**THE EXERCISE**: Write out each line exactly as it stands, please.

**Figure content listings**:
□ □ □ □ □ □ □

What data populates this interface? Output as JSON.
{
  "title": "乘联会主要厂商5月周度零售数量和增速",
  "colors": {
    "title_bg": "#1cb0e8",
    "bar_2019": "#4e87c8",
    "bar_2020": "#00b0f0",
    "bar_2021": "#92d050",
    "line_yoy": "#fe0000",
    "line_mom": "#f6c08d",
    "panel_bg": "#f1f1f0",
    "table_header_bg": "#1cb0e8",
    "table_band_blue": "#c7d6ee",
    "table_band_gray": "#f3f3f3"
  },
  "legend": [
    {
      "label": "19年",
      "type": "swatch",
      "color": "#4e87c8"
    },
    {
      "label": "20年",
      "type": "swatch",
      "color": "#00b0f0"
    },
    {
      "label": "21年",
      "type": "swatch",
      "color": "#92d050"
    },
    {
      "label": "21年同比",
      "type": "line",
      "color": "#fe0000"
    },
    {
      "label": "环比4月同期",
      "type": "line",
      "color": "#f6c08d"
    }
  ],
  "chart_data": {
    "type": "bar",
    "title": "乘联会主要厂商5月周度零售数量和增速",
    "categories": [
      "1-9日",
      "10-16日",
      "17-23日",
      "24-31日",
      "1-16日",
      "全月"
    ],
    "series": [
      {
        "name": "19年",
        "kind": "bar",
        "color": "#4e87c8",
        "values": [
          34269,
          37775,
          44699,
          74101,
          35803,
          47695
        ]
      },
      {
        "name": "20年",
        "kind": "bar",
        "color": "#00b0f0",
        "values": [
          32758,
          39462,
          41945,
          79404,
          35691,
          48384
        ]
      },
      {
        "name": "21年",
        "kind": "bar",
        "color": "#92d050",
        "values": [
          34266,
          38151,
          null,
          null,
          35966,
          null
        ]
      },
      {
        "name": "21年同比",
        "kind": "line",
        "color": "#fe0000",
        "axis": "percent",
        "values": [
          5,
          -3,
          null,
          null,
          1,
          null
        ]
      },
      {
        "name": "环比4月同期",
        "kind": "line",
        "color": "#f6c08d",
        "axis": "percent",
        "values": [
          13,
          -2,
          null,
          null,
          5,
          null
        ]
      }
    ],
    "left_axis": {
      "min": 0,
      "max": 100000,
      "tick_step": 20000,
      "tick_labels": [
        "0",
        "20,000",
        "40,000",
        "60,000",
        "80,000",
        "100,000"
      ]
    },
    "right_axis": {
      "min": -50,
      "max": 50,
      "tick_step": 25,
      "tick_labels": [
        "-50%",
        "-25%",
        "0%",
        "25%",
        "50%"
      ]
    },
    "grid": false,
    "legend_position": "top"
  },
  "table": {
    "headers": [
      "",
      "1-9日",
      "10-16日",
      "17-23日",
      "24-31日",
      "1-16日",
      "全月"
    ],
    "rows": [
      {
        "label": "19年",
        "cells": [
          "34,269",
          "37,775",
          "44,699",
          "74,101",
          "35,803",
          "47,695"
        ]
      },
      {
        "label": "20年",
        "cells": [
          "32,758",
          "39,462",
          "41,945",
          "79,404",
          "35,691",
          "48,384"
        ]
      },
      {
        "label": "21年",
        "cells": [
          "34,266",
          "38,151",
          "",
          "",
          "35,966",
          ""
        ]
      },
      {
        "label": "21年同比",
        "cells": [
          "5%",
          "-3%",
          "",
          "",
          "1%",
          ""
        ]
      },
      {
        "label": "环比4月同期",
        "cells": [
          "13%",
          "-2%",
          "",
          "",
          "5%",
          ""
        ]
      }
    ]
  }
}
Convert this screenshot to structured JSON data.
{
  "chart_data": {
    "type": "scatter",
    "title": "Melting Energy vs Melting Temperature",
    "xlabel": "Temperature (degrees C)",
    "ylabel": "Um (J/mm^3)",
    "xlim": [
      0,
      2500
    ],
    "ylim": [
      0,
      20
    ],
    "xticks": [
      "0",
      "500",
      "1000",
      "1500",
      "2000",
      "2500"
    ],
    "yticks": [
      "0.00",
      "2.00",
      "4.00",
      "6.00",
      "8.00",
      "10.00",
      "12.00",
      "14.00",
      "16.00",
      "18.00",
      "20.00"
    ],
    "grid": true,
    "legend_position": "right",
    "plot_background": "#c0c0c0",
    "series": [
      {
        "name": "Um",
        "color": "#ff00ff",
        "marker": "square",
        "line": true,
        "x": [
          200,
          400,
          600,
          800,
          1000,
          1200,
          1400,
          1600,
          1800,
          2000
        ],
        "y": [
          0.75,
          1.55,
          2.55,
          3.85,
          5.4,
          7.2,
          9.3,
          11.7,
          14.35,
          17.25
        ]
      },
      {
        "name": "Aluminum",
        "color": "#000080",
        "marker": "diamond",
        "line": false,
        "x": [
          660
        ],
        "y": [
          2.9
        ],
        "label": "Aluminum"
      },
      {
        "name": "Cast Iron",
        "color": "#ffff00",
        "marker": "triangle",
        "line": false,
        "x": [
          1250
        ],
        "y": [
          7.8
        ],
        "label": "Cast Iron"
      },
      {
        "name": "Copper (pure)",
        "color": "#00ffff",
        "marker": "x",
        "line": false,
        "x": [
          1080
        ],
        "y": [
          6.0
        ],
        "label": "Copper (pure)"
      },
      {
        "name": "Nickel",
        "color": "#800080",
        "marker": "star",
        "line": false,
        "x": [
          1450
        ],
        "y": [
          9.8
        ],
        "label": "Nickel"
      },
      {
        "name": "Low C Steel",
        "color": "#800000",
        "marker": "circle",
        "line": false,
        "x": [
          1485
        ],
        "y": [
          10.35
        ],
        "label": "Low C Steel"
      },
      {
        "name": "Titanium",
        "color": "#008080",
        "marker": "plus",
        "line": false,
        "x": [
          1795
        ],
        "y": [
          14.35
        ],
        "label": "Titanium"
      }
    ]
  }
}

□ □ □ □ □ □ □

**REPLY TO THE TASK**:
What data populates this interface? Output as JSON.
{
  "title": "乘联会主要厂商5月周度零售数量和增速",
  "colors": {
    "title_bg": "#1cb0e8",
    "bar_2019": "#4e87c8",
    "bar_2020": "#00b0f0",
    "bar_2021": "#92d050",
    "line_yoy": "#fe0000",
    "line_mom": "#f6c08d",
    "panel_bg": "#f1f1f0",
    "table_header_bg": "#1cb0e8",
    "table_band_blue": "#c7d6ee",
    "table_band_gray": "#f3f3f3"
  },
  "legend": [
    {
      "label": "19年",
      "type": "swatch",
      "color": "#4e87c8"
    },
    {
      "label": "20年",
      "type": "swatch",
      "color": "#00b0f0"
    },
    {
      "label": "21年",
      "type": "swatch",
      "color": "#92d050"
    },
    {
      "label": "21年同比",
      "type": "line",
      "color": "#fe0000"
    },
    {
      "label": "环比4月同期",
      "type": "line",
      "color": "#f6c08d"
    }
  ],
  "chart_data": {
    "type": "bar",
    "title": "乘联会主要厂商5月周度零售数量和增速",
    "categories": [
      "1-9日",
      "10-16日",
      "17-23日",
      "24-31日",
      "1-16日",
      "全月"
    ],
    "series": [
      {
        "name": "19年",
        "kind": "bar",
        "color": "#4e87c8",
        "values": [
          34269,
          37775,
          44699,
          74101,
          35803,
          47695
        ]
      },
      {
        "name": "20年",
        "kind": "bar",
        "color": "#00b0f0",
        "values": [
          32758,
          39462,
          41945,
          79404,
          35691,
          48384
        ]
      },
      {
        "name": "21年",
        "kind": "bar",
        "color": "#92d050",
        "values": [
          34266,
          38151,
          null,
          null,
          35966,
          null
        ]
      },
      {
        "name": "21年同比",
        "kind": "line",
        "color": "#fe0000",
        "axis": "percent",
        "values": [
          5,
          -3,
          null,
          null,
          1,
          null
        ]
      },
      {
        "name": "环比4月同期",
        "kind": "line",
        "color": "#f6c08d",
        "axis": "percent",
        "values": [
          13,
          -2,
          null,
          null,
          5,
          null
        ]
      }
    ],
    "left_axis": {
      "min": 0,
      "max": 100000,
      "tick_step": 20000,
      "tick_labels": [
        "0",
        "20,000",
        "40,000",
        "60,000",
        "80,000",
        "100,000"
      ]
    },
    "right_axis": {
      "min": -50,
      "max": 50,
      "tick_step": 25,
      "tick_labels": [
        "-50%",
        "-25%",
        "0%",
        "25%",
        "50%"
      ]
    },
    "grid": false,
    "legend_position": "top"
  },
  "table": {
    "headers": [
      "",
      "1-9日",
      "10-16日",
      "17-23日",
      "24-31日",
      "1-16日",
      "全月"
    ],
    "rows": [
      {
        "label": "19年",
        "cells": [
          "34,269",
          "37,775",
          "44,699",
          "74,101",
          "35,803",
          "47,695"
        ]
      },
      {
        "label": "20年",
        "cells": [
          "32,758",
          "39,462",
          "41,945",
          "79,404",
          "35,691",
          "48,384"
        ]
      },
      {
        "label": "21年",
        "cells": [
          "34,266",
          "38,151",
          "",
          "",
          "35,966",
          ""
        ]
      },
      {
        "label": "21年同比",
        "cells": [
          "5%",
          "-3%",
          "",
          "",
          "1%",
          ""
        ]
      },
      {
        "label": "环比4月同期",
        "cells": [
          "13%",
          "-2%",
          "",
          "",
          "5%",
          ""
        ]
      }
    ]
  }
}
Convert this screenshot to structured JSON data.
{
  "chart_data": {
    "type": "scatter",
    "title": "Melting Energy vs Melting Temperature",
    "xlabel": "Temperature (degrees C)",
    "ylabel": "Um (J/mm^3)",
    "xlim": [
      0,
      2500
    ],
    "ylim": [
      0,
      20
    ],
    "xticks": [
      "0",
      "500",
      "1000",
      "1500",
      "2000",
      "2500"
    ],
    "yticks": [
      "0.00",
      "2.00",
      "4.00",
      "6.00",
      "8.00",
      "10.00",
      "12.00",
      "14.00",
      "16.00",
      "18.00",
      "20.00"
    ],
    "grid": true,
    "legend_position": "right",
    "plot_background": "#c0c0c0",
    "series": [
      {
        "name": "Um",
        "color": "#ff00ff",
        "marker": "square",
        "line": true,
        "x": [
          200,
          400,
          600,
          800,
          1000,
          1200,
          1400,
          1600,
          1800,
          2000
        ],
        "y": [
          0.75,
          1.55,
          2.55,
          3.85,
          5.4,
          7.2,
          9.3,
          11.7,
          14.35,
          17.25
        ]
      },
      {
        "name": "Aluminum",
        "color": "#000080",
        "marker": "diamond",
        "line": false,
        "x": [
          660
        ],
        "y": [
          2.9
        ],
        "label": "Aluminum"
      },
      {
        "name": "Cast Iron",
        "color": "#ffff00",
        "marker": "triangle",
        "line": false,
        "x": [
          1250
        ],
        "y": [
          7.8
        ],
        "label": "Cast Iron"
      },
      {
        "name": "Copper (pure)",
        "color": "#00ffff",
        "marker": "x",
        "line": false,
        "x": [
          1080
        ],
        "y": [
          6.0
        ],
        "label": "Copper (pure)"
      },
      {
        "name": "Nickel",
        "color": "#800080",
        "marker": "star",
        "line": false,
        "x": [
          1450
        ],
        "y": [
          9.8
        ],
        "label": "Nickel"
      },
      {
        "name": "Low C Steel",
        "color": "#800000",
        "marker": "circle",
        "line": false,
        "x": [
          1485
        ],
        "y": [
          10.35
        ],
        "label": "Low C Steel"
      },
      {
        "name": "Titanium",
        "color": "#008080",
        "marker": "plus",
        "line": false,
        "x": [
          1795
        ],
        "y": [
          14.35
        ],
        "label": "Titanium"
      }
    ]
  }
}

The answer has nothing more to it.